— Start of Records for this task —

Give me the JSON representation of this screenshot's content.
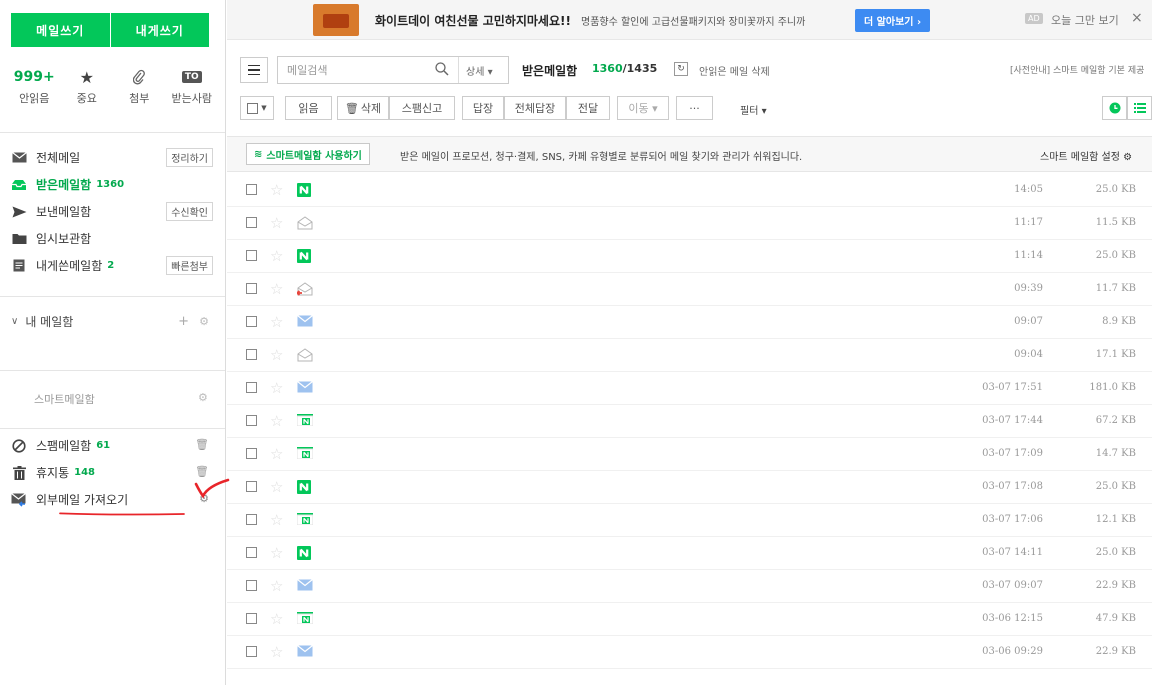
{
  "compose": {
    "write": "메일쓰기",
    "self": "내게쓰기"
  },
  "quick": [
    {
      "top": "999+",
      "label": "안읽음",
      "icon": "unread-count"
    },
    {
      "top": "★",
      "label": "중요",
      "icon": "star-icon"
    },
    {
      "top": "⌂",
      "label": "첨부",
      "icon": "attachment-icon"
    },
    {
      "top": "TO",
      "label": "받는사람",
      "icon": "to-icon"
    }
  ],
  "folders": [
    {
      "label": "전체메일",
      "icon": "envelope-icon",
      "button": "정리하기"
    },
    {
      "label": "받은메일함",
      "count": "1360",
      "icon": "inbox-icon",
      "active": true
    },
    {
      "label": "보낸메일함",
      "icon": "send-icon",
      "button": "수신확인"
    },
    {
      "label": "임시보관함",
      "icon": "folder-icon"
    },
    {
      "label": "내게쓴메일함",
      "count": "2",
      "icon": "memo-icon",
      "button": "빠른첨부"
    }
  ],
  "my_mail": "내 메일함",
  "smart_mailbox": "스마트메일함",
  "extra": [
    {
      "label": "스팸메일함",
      "count": "61",
      "icon": "block-icon"
    },
    {
      "label": "휴지통",
      "count": "148",
      "icon": "trash-icon"
    },
    {
      "label": "외부메일 가져오기",
      "icon": "import-mail-icon"
    }
  ],
  "ad": {
    "title": "화이트데이 여친선물 고민하지마세요!!",
    "sub": "명품향수 할인에 고급선물패키지와 장미꽃까지 주니까",
    "button": "더 알아보기 ›",
    "badge": "AD",
    "close_text": "오늘 그만 보기",
    "close": "×"
  },
  "toolbar": {
    "search_placeholder": "메일검색",
    "detail": "상세 ▾",
    "inbox_title": "받은메일함",
    "unread": "1360",
    "total": "/1435",
    "delete_unsafe": "안읽은 메일 삭제",
    "notice": "[사전안내] 스마트 메일함 기본 제공",
    "read": "읽음",
    "delete": "삭제",
    "spam": "스팸신고",
    "reply": "답장",
    "reply_all": "전체답장",
    "forward": "전달",
    "move": "이동 ▾",
    "more": "···",
    "filter": "필터 ▾"
  },
  "smartbar": {
    "button": "스마트메일함 사용하기",
    "desc": "받은 메일이 프로모션, 청구·결제, SNS, 카페 유형별로 분류되어 메일 찾기와 관리가 쉬워집니다.",
    "setting": "스마트 메일함 설정 ⚙"
  },
  "mails": [
    {
      "icon": "naver-n",
      "time": "14:05",
      "size": "25.0 KB"
    },
    {
      "icon": "envelope-open",
      "time": "11:17",
      "size": "11.5 KB"
    },
    {
      "icon": "naver-n",
      "time": "11:14",
      "size": "25.0 KB"
    },
    {
      "icon": "envelope-open-reply",
      "time": "09:39",
      "size": "11.7 KB"
    },
    {
      "icon": "envelope-blue",
      "time": "09:07",
      "size": "8.9 KB"
    },
    {
      "icon": "envelope-open",
      "time": "09:04",
      "size": "17.1 KB"
    },
    {
      "icon": "envelope-blue",
      "time": "03-07 17:51",
      "size": "181.0 KB"
    },
    {
      "icon": "naver-n-calendar",
      "time": "03-07 17:44",
      "size": "67.2 KB"
    },
    {
      "icon": "naver-n-calendar",
      "time": "03-07 17:09",
      "size": "14.7 KB"
    },
    {
      "icon": "naver-n",
      "time": "03-07 17:08",
      "size": "25.0 KB"
    },
    {
      "icon": "naver-n-calendar",
      "time": "03-07 17:06",
      "size": "12.1 KB"
    },
    {
      "icon": "naver-n",
      "time": "03-07 14:11",
      "size": "25.0 KB"
    },
    {
      "icon": "envelope-blue",
      "time": "03-07 09:07",
      "size": "22.9 KB"
    },
    {
      "icon": "naver-n-calendar",
      "time": "03-06 12:15",
      "size": "47.9 KB"
    },
    {
      "icon": "envelope-blue",
      "time": "03-06 09:29",
      "size": "22.9 KB"
    }
  ],
  "colors": {
    "brand": "#03c75a",
    "accent_text": "#03a94e",
    "ad_button": "#3d8bf2",
    "annotation_red": "#e8252a"
  }
}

— End of Records for this task —

_Task to carry out_:
Leaving the pictures aside, transcribe the entire listing exactly.

_Solution for this problem_:
Give me the JSON representation of this screenshot's content.
{
  "compose": {
    "write": "메일쓰기",
    "self": "내게쓰기"
  },
  "quick": [
    {
      "top": "999+",
      "label": "안읽음",
      "icon": "unread-count"
    },
    {
      "top": "★",
      "label": "중요",
      "icon": "star-icon"
    },
    {
      "top": "⌂",
      "label": "첨부",
      "icon": "attachment-icon"
    },
    {
      "top": "TO",
      "label": "받는사람",
      "icon": "to-icon"
    }
  ],
  "folders": [
    {
      "label": "전체메일",
      "icon": "envelope-icon",
      "button": "정리하기"
    },
    {
      "label": "받은메일함",
      "count": "1360",
      "icon": "inbox-icon",
      "active": true
    },
    {
      "label": "보낸메일함",
      "icon": "send-icon",
      "button": "수신확인"
    },
    {
      "label": "임시보관함",
      "icon": "folder-icon"
    },
    {
      "label": "내게쓴메일함",
      "count": "2",
      "icon": "memo-icon",
      "button": "빠른첨부"
    }
  ],
  "my_mail": "내 메일함",
  "smart_mailbox": "스마트메일함",
  "extra": [
    {
      "label": "스팸메일함",
      "count": "61",
      "icon": "block-icon"
    },
    {
      "label": "휴지통",
      "count": "148",
      "icon": "trash-icon"
    },
    {
      "label": "외부메일 가져오기",
      "icon": "import-mail-icon"
    }
  ],
  "ad": {
    "title": "화이트데이 여친선물 고민하지마세요!!",
    "sub": "명품향수 할인에 고급선물패키지와 장미꽃까지 주니까",
    "button": "더 알아보기 ›",
    "badge": "AD",
    "close_text": "오늘 그만 보기",
    "close": "×"
  },
  "toolbar": {
    "search_placeholder": "메일검색",
    "detail": "상세 ▾",
    "inbox_title": "받은메일함",
    "unread": "1360",
    "total": "/1435",
    "delete_unsafe": "안읽은 메일 삭제",
    "notice": "[사전안내] 스마트 메일함 기본 제공",
    "read": "읽음",
    "delete": "삭제",
    "spam": "스팸신고",
    "reply": "답장",
    "reply_all": "전체답장",
    "forward": "전달",
    "move": "이동 ▾",
    "more": "···",
    "filter": "필터 ▾"
  },
  "smartbar": {
    "button": "스마트메일함 사용하기",
    "desc": "받은 메일이 프로모션, 청구·결제, SNS, 카페 유형별로 분류되어 메일 찾기와 관리가 쉬워집니다.",
    "setting": "스마트 메일함 설정 ⚙"
  },
  "mails": [
    {
      "icon": "naver-n",
      "time": "14:05",
      "size": "25.0 KB"
    },
    {
      "icon": "envelope-open",
      "time": "11:17",
      "size": "11.5 KB"
    },
    {
      "icon": "naver-n",
      "time": "11:14",
      "size": "25.0 KB"
    },
    {
      "icon": "envelope-open-reply",
      "time": "09:39",
      "size": "11.7 KB"
    },
    {
      "icon": "envelope-blue",
      "time": "09:07",
      "size": "8.9 KB"
    },
    {
      "icon": "envelope-open",
      "time": "09:04",
      "size": "17.1 KB"
    },
    {
      "icon": "envelope-blue",
      "time": "03-07 17:51",
      "size": "181.0 KB"
    },
    {
      "icon": "naver-n-calendar",
      "time": "03-07 17:44",
      "size": "67.2 KB"
    },
    {
      "icon": "naver-n-calendar",
      "time": "03-07 17:09",
      "size": "14.7 KB"
    },
    {
      "icon": "naver-n",
      "time": "03-07 17:08",
      "size": "25.0 KB"
    },
    {
      "icon": "naver-n-calendar",
      "time": "03-07 17:06",
      "size": "12.1 KB"
    },
    {
      "icon": "naver-n",
      "time": "03-07 14:11",
      "size": "25.0 KB"
    },
    {
      "icon": "envelope-blue",
      "time": "03-07 09:07",
      "size": "22.9 KB"
    },
    {
      "icon": "naver-n-calendar",
      "time": "03-06 12:15",
      "size": "47.9 KB"
    },
    {
      "icon": "envelope-blue",
      "time": "03-06 09:29",
      "size": "22.9 KB"
    }
  ],
  "colors": {
    "brand": "#03c75a",
    "accent_text": "#03a94e",
    "ad_button": "#3d8bf2",
    "annotation_red": "#e8252a"
  }
}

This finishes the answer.